** start **
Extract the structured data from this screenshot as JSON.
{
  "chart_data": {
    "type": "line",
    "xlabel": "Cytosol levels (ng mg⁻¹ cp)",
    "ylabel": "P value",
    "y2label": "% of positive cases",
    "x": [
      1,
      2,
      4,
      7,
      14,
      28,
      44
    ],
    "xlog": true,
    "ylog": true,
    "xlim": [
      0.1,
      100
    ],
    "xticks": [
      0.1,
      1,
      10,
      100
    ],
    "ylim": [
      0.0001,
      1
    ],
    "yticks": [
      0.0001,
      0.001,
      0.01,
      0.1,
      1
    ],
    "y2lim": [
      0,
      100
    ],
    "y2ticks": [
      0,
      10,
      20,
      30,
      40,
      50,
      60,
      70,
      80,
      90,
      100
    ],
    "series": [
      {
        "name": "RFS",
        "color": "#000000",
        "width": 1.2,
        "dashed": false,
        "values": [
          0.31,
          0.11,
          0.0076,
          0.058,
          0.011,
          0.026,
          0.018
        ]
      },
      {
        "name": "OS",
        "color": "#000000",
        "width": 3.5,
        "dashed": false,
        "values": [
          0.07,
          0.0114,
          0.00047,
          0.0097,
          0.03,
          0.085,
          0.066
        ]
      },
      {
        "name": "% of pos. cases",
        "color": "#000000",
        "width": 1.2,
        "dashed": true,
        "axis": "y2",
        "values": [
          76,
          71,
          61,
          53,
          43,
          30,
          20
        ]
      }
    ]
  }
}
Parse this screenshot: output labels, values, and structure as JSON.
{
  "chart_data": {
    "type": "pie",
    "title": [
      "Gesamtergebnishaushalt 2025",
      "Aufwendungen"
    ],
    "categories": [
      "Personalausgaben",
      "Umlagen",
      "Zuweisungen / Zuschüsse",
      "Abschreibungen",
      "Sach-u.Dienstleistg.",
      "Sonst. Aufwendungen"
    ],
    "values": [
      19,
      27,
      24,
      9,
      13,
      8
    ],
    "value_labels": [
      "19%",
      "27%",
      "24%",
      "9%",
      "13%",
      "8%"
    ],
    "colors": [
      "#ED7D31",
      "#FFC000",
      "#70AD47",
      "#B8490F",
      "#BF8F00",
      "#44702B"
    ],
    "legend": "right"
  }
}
** end **
▶ **What is being asked**: Copy out all lines from the material above that contain the string "cases".

▶ **Written answer**:
    "y2label": "% of positive cases",
        "name": "% of pos. cases",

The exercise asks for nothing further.